TASK BRIEF - Every line of the records below should be restated exactly.
-------- DATA LISTING
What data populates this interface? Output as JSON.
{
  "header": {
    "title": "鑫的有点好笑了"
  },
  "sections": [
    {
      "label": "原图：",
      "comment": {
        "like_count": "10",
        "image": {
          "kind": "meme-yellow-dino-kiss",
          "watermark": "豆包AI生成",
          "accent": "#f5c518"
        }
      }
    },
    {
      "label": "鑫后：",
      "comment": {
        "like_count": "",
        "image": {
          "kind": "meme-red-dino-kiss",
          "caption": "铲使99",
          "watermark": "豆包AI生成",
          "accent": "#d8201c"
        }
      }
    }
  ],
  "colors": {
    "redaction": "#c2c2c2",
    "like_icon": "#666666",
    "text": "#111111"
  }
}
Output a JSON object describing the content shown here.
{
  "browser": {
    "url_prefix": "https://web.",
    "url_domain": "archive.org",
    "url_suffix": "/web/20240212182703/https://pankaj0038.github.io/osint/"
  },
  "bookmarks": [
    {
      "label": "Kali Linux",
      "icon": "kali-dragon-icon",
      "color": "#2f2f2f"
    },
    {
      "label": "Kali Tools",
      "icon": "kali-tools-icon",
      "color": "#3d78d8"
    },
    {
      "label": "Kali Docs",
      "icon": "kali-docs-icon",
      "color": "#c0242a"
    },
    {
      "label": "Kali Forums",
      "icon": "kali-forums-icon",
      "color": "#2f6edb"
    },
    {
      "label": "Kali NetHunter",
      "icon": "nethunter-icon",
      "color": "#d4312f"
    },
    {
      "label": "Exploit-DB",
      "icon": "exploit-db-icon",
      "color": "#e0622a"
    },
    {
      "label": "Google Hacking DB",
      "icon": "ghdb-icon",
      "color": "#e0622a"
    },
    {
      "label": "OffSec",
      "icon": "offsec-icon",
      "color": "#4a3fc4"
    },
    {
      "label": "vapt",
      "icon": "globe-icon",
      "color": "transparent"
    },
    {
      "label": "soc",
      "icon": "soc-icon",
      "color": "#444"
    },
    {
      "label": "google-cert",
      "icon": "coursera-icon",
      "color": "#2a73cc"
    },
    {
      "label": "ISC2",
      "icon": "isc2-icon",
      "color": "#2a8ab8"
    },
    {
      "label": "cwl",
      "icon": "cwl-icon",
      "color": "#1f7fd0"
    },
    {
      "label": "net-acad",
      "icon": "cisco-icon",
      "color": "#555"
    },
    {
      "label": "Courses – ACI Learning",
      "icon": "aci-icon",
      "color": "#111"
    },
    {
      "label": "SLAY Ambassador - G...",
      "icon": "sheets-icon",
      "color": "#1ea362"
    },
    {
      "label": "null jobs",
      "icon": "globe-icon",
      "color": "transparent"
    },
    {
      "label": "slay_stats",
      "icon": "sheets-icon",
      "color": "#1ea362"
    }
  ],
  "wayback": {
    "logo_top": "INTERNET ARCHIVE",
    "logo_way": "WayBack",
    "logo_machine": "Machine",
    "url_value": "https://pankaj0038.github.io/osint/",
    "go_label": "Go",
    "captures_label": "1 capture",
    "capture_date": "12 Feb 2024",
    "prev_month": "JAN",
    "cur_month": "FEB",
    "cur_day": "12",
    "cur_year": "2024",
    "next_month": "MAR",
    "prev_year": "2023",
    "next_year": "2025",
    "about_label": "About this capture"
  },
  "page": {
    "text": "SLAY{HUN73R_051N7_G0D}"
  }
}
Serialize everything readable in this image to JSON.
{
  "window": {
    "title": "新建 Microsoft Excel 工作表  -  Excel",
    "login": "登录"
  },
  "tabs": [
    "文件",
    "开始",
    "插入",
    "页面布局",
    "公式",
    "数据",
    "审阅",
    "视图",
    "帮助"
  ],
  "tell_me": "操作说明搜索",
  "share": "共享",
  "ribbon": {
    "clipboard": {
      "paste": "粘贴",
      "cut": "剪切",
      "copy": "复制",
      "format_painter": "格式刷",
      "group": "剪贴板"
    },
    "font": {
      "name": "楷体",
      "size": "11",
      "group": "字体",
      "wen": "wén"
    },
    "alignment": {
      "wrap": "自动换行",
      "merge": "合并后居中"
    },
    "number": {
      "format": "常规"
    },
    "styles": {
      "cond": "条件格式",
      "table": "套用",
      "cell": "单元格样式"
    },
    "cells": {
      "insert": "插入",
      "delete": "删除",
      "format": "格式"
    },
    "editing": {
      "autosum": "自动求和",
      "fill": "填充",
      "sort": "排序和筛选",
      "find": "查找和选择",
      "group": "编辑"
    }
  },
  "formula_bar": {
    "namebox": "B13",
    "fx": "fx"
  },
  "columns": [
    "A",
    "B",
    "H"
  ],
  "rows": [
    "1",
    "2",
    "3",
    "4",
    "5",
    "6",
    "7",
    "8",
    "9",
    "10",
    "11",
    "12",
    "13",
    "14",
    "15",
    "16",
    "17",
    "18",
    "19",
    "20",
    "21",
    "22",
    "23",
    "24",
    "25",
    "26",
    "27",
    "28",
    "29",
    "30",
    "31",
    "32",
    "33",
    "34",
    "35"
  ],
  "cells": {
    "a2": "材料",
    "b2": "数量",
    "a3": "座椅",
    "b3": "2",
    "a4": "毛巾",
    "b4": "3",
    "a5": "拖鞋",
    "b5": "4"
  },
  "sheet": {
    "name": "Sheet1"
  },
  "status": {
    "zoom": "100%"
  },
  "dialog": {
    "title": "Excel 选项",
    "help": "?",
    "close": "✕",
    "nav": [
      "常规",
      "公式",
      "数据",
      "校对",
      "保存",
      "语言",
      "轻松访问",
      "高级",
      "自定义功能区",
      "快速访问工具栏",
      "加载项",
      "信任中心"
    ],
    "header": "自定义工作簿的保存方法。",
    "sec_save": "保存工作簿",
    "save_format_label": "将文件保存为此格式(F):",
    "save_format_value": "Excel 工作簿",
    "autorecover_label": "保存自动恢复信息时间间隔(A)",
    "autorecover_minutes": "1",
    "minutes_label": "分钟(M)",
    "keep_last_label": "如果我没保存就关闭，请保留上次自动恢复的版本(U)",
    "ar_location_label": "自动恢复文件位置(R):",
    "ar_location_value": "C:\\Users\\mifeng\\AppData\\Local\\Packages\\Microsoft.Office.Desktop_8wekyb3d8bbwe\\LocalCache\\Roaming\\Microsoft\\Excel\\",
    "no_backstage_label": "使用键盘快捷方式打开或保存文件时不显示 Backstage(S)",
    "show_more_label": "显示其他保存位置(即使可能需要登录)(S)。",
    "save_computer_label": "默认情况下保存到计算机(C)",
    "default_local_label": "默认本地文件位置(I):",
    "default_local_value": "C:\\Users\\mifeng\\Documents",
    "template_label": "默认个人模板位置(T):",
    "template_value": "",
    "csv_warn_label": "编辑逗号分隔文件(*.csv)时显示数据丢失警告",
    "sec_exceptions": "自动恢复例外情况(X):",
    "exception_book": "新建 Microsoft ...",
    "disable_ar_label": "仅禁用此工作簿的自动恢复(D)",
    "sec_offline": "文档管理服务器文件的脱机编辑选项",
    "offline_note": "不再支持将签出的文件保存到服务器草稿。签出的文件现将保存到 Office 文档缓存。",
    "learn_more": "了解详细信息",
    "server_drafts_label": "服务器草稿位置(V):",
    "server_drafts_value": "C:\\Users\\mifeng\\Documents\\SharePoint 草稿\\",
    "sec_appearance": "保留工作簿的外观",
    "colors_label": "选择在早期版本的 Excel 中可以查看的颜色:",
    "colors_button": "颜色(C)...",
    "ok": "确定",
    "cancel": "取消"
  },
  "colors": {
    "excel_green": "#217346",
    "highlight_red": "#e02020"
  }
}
----------------
RESPONSE -
What data populates this interface? Output as JSON.
{
  "header": {
    "title": "鑫的有点好笑了"
  },
  "sections": [
    {
      "label": "原图：",
      "comment": {
        "like_count": "10",
        "image": {
          "kind": "meme-yellow-dino-kiss",
          "watermark": "豆包AI生成",
          "accent": "#f5c518"
        }
      }
    },
    {
      "label": "鑫后：",
      "comment": {
        "like_count": "",
        "image": {
          "kind": "meme-red-dino-kiss",
          "caption": "铲使99",
          "watermark": "豆包AI生成",
          "accent": "#d8201c"
        }
      }
    }
  ],
  "colors": {
    "redaction": "#c2c2c2",
    "like_icon": "#666666",
    "text": "#111111"
  }
}
Output a JSON object describing the content shown here.
{
  "browser": {
    "url_prefix": "https://web.",
    "url_domain": "archive.org",
    "url_suffix": "/web/20240212182703/https://pankaj0038.github.io/osint/"
  },
  "bookmarks": [
    {
      "label": "Kali Linux",
      "icon": "kali-dragon-icon",
      "color": "#2f2f2f"
    },
    {
      "label": "Kali Tools",
      "icon": "kali-tools-icon",
      "color": "#3d78d8"
    },
    {
      "label": "Kali Docs",
      "icon": "kali-docs-icon",
      "color": "#c0242a"
    },
    {
      "label": "Kali Forums",
      "icon": "kali-forums-icon",
      "color": "#2f6edb"
    },
    {
      "label": "Kali NetHunter",
      "icon": "nethunter-icon",
      "color": "#d4312f"
    },
    {
      "label": "Exploit-DB",
      "icon": "exploit-db-icon",
      "color": "#e0622a"
    },
    {
      "label": "Google Hacking DB",
      "icon": "ghdb-icon",
      "color": "#e0622a"
    },
    {
      "label": "OffSec",
      "icon": "offsec-icon",
      "color": "#4a3fc4"
    },
    {
      "label": "vapt",
      "icon": "globe-icon",
      "color": "transparent"
    },
    {
      "label": "soc",
      "icon": "soc-icon",
      "color": "#444"
    },
    {
      "label": "google-cert",
      "icon": "coursera-icon",
      "color": "#2a73cc"
    },
    {
      "label": "ISC2",
      "icon": "isc2-icon",
      "color": "#2a8ab8"
    },
    {
      "label": "cwl",
      "icon": "cwl-icon",
      "color": "#1f7fd0"
    },
    {
      "label": "net-acad",
      "icon": "cisco-icon",
      "color": "#555"
    },
    {
      "label": "Courses – ACI Learning",
      "icon": "aci-icon",
      "color": "#111"
    },
    {
      "label": "SLAY Ambassador - G...",
      "icon": "sheets-icon",
      "color": "#1ea362"
    },
    {
      "label": "null jobs",
      "icon": "globe-icon",
      "color": "transparent"
    },
    {
      "label": "slay_stats",
      "icon": "sheets-icon",
      "color": "#1ea362"
    }
  ],
  "wayback": {
    "logo_top": "INTERNET ARCHIVE",
    "logo_way": "WayBack",
    "logo_machine": "Machine",
    "url_value": "https://pankaj0038.github.io/osint/",
    "go_label": "Go",
    "captures_label": "1 capture",
    "capture_date": "12 Feb 2024",
    "prev_month": "JAN",
    "cur_month": "FEB",
    "cur_day": "12",
    "cur_year": "2024",
    "next_month": "MAR",
    "prev_year": "2023",
    "next_year": "2025",
    "about_label": "About this capture"
  },
  "page": {
    "text": "SLAY{HUN73R_051N7_G0D}"
  }
}
Serialize everything readable in this image to JSON.
{
  "window": {
    "title": "新建 Microsoft Excel 工作表  -  Excel",
    "login": "登录"
  },
  "tabs": [
    "文件",
    "开始",
    "插入",
    "页面布局",
    "公式",
    "数据",
    "审阅",
    "视图",
    "帮助"
  ],
  "tell_me": "操作说明搜索",
  "share": "共享",
  "ribbon": {
    "clipboard": {
      "paste": "粘贴",
      "cut": "剪切",
      "copy": "复制",
      "format_painter": "格式刷",
      "group": "剪贴板"
    },
    "font": {
      "name": "楷体",
      "size": "11",
      "group": "字体",
      "wen": "wén"
    },
    "alignment": {
      "wrap": "自动换行",
      "merge": "合并后居中"
    },
    "number": {
      "format": "常规"
    },
    "styles": {
      "cond": "条件格式",
      "table": "套用",
      "cell": "单元格样式"
    },
    "cells": {
      "insert": "插入",
      "delete": "删除",
      "format": "格式"
    },
    "editing": {
      "autosum": "自动求和",
      "fill": "填充",
      "sort": "排序和筛选",
      "find": "查找和选择",
      "group": "编辑"
    }
  },
  "formula_bar": {
    "namebox": "B13",
    "fx": "fx"
  },
  "columns": [
    "A",
    "B",
    "H"
  ],
  "rows": [
    "1",
    "2",
    "3",
    "4",
    "5",
    "6",
    "7",
    "8",
    "9",
    "10",
    "11",
    "12",
    "13",
    "14",
    "15",
    "16",
    "17",
    "18",
    "19",
    "20",
    "21",
    "22",
    "23",
    "24",
    "25",
    "26",
    "27",
    "28",
    "29",
    "30",
    "31",
    "32",
    "33",
    "34",
    "35"
  ],
  "cells": {
    "a2": "材料",
    "b2": "数量",
    "a3": "座椅",
    "b3": "2",
    "a4": "毛巾",
    "b4": "3",
    "a5": "拖鞋",
    "b5": "4"
  },
  "sheet": {
    "name": "Sheet1"
  },
  "status": {
    "zoom": "100%"
  },
  "dialog": {
    "title": "Excel 选项",
    "help": "?",
    "close": "✕",
    "nav": [
      "常规",
      "公式",
      "数据",
      "校对",
      "保存",
      "语言",
      "轻松访问",
      "高级",
      "自定义功能区",
      "快速访问工具栏",
      "加载项",
      "信任中心"
    ],
    "header": "自定义工作簿的保存方法。",
    "sec_save": "保存工作簿",
    "save_format_label": "将文件保存为此格式(F):",
    "save_format_value": "Excel 工作簿",
    "autorecover_label": "保存自动恢复信息时间间隔(A)",
    "autorecover_minutes": "1",
    "minutes_label": "分钟(M)",
    "keep_last_label": "如果我没保存就关闭，请保留上次自动恢复的版本(U)",
    "ar_location_label": "自动恢复文件位置(R):",
    "ar_location_value": "C:\\Users\\mifeng\\AppData\\Local\\Packages\\Microsoft.Office.Desktop_8wekyb3d8bbwe\\LocalCache\\Roaming\\Microsoft\\Excel\\",
    "no_backstage_label": "使用键盘快捷方式打开或保存文件时不显示 Backstage(S)",
    "show_more_label": "显示其他保存位置(即使可能需要登录)(S)。",
    "save_computer_label": "默认情况下保存到计算机(C)",
    "default_local_label": "默认本地文件位置(I):",
    "default_local_value": "C:\\Users\\mifeng\\Documents",
    "template_label": "默认个人模板位置(T):",
    "template_value": "",
    "csv_warn_label": "编辑逗号分隔文件(*.csv)时显示数据丢失警告",
    "sec_exceptions": "自动恢复例外情况(X):",
    "exception_book": "新建 Microsoft ...",
    "disable_ar_label": "仅禁用此工作簿的自动恢复(D)",
    "sec_offline": "文档管理服务器文件的脱机编辑选项",
    "offline_note": "不再支持将签出的文件保存到服务器草稿。签出的文件现将保存到 Office 文档缓存。",
    "learn_more": "了解详细信息",
    "server_drafts_label": "服务器草稿位置(V):",
    "server_drafts_value": "C:\\Users\\mifeng\\Documents\\SharePoint 草稿\\",
    "sec_appearance": "保留工作簿的外观",
    "colors_label": "选择在早期版本的 Excel 中可以查看的颜色:",
    "colors_button": "颜色(C)...",
    "ok": "确定",
    "cancel": "取消"
  },
  "colors": {
    "excel_green": "#217346",
    "highlight_red": "#e02020"
  }
}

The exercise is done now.